What the exercise asks. Gather every line from the entries below that includes "title".

....

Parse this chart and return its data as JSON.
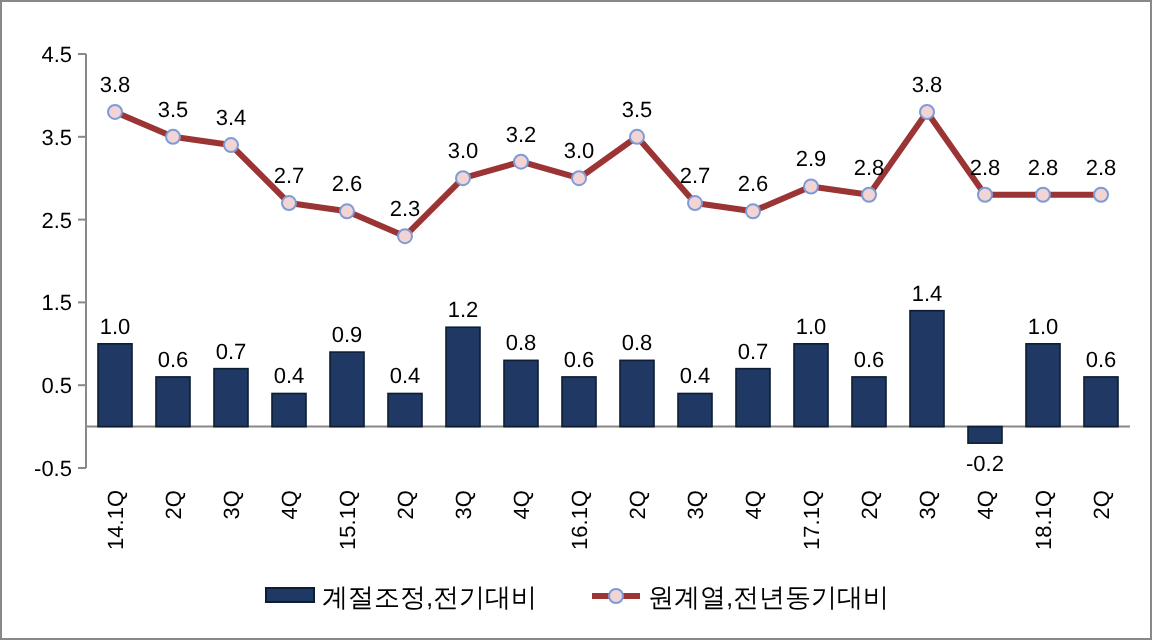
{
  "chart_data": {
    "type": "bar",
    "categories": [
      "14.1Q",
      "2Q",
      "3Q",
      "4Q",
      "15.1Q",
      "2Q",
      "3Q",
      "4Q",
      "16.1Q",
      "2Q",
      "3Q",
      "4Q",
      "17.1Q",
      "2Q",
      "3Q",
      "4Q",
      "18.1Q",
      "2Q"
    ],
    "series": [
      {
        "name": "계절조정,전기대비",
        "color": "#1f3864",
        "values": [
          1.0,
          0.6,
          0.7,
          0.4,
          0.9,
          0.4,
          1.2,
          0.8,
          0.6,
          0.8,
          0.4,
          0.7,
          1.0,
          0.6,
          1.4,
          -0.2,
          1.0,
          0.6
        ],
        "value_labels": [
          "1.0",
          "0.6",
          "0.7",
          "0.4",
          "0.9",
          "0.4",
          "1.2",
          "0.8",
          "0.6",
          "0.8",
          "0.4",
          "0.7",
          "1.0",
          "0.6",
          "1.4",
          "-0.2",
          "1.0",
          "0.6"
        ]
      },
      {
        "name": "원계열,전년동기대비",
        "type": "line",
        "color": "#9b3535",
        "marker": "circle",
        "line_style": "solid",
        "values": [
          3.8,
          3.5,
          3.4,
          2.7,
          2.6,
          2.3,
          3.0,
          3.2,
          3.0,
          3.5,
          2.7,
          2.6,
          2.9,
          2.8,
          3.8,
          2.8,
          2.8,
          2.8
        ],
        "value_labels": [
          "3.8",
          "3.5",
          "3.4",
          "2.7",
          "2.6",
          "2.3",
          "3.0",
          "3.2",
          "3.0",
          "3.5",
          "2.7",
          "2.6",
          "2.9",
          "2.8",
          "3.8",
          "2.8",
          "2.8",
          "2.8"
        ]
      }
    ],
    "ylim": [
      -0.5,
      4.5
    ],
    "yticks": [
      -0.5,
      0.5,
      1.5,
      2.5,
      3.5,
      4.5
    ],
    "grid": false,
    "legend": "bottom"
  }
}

....

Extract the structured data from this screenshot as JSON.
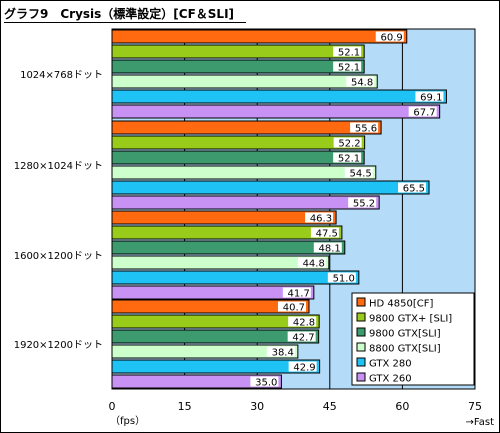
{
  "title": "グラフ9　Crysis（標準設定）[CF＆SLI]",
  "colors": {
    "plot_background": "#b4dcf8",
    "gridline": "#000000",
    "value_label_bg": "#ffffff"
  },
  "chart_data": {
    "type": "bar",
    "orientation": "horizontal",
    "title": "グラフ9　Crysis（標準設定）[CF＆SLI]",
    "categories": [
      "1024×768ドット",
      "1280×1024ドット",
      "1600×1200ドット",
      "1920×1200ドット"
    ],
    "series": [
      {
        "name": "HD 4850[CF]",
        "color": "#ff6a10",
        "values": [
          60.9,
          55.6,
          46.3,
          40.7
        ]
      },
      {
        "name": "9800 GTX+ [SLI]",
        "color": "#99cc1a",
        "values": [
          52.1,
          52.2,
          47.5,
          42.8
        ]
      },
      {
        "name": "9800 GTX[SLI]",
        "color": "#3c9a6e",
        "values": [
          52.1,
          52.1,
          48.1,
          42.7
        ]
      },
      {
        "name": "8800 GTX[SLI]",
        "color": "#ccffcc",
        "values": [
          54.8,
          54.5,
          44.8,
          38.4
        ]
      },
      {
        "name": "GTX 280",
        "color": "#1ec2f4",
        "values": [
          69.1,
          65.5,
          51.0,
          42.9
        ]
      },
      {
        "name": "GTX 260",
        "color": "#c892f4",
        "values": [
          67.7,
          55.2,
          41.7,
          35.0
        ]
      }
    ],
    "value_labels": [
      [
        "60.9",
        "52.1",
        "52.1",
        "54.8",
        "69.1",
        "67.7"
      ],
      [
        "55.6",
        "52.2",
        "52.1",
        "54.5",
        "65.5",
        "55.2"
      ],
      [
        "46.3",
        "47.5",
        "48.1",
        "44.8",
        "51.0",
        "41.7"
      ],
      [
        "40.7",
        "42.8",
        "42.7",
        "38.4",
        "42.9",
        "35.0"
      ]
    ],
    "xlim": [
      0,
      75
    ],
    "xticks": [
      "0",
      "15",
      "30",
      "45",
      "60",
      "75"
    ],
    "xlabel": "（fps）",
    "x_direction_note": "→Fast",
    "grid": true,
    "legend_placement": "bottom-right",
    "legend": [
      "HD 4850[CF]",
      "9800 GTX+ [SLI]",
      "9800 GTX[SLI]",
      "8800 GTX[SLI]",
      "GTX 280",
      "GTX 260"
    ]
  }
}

....

Exercise solution.
  "title": "グラフ9　Crysis（標準設定）[CF＆SLI]",
    "title": "グラフ9　Crysis（標準設定）[CF＆SLI]",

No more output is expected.